• DATA FOR THIS EXERCISE:
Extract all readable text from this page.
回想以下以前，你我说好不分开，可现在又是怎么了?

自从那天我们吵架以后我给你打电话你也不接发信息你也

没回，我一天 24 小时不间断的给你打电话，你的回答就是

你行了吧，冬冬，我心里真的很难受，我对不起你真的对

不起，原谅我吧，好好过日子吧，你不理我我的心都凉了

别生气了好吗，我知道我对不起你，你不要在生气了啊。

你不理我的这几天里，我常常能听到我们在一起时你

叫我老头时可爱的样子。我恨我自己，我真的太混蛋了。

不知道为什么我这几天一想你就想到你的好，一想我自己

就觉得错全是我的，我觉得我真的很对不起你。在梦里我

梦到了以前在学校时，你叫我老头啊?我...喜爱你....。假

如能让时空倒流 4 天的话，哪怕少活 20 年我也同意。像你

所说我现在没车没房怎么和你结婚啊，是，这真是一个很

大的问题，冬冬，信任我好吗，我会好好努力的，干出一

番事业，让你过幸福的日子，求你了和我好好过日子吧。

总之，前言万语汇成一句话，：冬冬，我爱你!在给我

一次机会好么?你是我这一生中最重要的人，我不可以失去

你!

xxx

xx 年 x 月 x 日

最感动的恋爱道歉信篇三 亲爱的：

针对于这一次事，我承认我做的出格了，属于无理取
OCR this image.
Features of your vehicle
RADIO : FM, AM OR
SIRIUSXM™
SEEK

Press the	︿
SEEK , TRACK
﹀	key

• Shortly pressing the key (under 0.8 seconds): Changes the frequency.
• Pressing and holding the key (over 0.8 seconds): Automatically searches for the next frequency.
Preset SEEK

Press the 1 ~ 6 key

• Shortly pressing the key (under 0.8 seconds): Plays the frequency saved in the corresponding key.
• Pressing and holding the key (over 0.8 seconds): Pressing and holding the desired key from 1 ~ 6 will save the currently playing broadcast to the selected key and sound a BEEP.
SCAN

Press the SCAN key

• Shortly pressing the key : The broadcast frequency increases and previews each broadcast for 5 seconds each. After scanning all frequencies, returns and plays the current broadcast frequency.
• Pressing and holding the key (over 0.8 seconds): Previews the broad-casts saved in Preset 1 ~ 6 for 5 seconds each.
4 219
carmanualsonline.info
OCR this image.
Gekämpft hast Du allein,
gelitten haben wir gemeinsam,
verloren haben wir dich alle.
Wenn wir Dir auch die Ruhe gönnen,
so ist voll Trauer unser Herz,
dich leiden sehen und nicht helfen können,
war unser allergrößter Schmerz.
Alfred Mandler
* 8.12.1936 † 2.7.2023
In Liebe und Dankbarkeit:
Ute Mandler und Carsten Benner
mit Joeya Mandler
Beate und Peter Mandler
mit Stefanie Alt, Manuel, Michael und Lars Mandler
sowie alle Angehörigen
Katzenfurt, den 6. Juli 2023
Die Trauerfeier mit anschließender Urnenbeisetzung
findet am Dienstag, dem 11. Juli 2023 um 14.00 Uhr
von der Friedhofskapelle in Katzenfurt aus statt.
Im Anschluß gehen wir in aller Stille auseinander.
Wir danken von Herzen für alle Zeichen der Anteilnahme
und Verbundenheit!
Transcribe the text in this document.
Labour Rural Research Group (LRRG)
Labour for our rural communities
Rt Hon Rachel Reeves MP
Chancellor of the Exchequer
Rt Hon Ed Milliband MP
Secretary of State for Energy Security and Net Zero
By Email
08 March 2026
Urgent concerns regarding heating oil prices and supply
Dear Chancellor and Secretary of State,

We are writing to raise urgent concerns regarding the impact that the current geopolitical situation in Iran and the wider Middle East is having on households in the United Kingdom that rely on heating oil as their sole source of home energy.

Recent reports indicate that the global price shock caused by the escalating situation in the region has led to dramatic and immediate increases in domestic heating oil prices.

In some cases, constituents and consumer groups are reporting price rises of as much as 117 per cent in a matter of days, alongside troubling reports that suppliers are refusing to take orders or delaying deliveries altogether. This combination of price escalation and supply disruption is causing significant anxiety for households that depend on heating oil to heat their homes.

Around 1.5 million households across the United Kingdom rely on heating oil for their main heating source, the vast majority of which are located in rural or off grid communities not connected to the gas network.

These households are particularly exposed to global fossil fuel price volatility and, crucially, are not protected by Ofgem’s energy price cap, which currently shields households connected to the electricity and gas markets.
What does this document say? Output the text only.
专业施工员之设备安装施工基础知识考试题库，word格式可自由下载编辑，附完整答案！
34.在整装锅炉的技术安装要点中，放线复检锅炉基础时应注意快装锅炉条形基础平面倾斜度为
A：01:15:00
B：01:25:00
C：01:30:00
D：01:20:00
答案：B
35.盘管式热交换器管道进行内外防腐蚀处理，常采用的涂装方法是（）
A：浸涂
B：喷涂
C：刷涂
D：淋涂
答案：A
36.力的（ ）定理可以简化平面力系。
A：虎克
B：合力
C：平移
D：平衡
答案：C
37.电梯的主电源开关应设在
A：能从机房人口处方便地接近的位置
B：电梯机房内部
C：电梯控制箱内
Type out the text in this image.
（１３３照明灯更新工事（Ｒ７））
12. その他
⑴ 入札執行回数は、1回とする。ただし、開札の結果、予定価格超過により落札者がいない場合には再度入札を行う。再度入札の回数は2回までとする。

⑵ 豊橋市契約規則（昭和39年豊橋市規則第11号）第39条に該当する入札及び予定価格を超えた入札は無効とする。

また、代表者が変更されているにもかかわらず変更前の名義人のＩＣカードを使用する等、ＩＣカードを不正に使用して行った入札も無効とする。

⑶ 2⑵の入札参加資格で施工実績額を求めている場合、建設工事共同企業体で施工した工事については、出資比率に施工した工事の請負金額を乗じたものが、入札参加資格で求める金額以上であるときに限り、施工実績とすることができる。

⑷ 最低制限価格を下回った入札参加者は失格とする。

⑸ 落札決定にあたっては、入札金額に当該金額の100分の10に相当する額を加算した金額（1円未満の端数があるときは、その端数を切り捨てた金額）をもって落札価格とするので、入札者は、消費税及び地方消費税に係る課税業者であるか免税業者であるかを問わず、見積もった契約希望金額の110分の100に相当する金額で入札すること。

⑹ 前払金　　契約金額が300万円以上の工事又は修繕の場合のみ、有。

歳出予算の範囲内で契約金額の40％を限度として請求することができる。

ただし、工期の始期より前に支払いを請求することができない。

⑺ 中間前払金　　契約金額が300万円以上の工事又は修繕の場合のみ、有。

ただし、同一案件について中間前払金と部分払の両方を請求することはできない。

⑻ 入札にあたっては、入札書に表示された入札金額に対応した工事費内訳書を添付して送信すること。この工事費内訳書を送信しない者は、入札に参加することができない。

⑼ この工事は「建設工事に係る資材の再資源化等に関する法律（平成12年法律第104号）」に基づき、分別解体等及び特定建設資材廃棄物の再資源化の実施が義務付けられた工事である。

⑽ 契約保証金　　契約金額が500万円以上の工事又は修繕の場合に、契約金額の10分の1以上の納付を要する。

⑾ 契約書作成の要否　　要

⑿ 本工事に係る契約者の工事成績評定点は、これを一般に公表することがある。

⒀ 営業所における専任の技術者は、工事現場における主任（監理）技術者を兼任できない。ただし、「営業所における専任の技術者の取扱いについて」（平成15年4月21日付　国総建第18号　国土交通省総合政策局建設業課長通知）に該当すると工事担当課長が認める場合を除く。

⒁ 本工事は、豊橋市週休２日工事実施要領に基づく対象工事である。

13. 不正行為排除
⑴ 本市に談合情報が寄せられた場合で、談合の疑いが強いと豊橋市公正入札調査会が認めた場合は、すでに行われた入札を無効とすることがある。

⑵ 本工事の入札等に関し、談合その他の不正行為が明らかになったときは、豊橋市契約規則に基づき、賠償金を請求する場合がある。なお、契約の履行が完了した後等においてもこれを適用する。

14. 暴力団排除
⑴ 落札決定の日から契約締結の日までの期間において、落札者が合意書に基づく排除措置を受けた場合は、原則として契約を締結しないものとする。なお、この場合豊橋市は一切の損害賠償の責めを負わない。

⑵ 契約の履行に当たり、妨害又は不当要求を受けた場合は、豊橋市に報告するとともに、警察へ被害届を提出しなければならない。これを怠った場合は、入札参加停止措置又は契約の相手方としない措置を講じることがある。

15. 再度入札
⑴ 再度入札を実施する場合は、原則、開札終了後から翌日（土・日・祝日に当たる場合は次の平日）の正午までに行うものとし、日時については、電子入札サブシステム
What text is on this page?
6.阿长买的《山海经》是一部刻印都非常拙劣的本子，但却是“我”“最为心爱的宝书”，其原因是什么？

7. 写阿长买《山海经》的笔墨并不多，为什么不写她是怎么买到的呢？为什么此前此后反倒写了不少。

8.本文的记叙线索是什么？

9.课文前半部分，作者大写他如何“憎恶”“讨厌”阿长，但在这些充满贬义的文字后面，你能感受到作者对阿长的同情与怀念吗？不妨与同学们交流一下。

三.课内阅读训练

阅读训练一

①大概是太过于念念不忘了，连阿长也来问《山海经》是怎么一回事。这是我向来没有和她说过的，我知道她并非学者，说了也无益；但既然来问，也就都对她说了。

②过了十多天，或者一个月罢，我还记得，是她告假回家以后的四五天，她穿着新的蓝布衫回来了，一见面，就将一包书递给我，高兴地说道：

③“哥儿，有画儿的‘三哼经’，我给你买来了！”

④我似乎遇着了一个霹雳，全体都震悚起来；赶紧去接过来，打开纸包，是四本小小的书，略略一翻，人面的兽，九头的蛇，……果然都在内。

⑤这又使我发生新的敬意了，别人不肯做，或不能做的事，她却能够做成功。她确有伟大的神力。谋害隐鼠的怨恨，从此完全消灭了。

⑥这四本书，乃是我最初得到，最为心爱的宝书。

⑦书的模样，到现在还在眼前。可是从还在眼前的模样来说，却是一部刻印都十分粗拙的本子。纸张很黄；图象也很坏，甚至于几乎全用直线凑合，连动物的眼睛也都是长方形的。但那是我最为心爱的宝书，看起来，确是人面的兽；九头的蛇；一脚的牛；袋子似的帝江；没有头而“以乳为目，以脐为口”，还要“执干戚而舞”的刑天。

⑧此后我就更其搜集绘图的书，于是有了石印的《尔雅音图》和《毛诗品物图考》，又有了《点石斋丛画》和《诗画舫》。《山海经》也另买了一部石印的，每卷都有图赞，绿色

• WHAT YOU WILL DO: Copy out each line in the preceding records that contains "communities".

• RESPONSE TO THIS TASK:
Labour for our rural communities
Around 1.5 million households across the United Kingdom rely on heating oil for their main heating source, the vast majority of which are located in rural or off grid communities not connected to the gas network.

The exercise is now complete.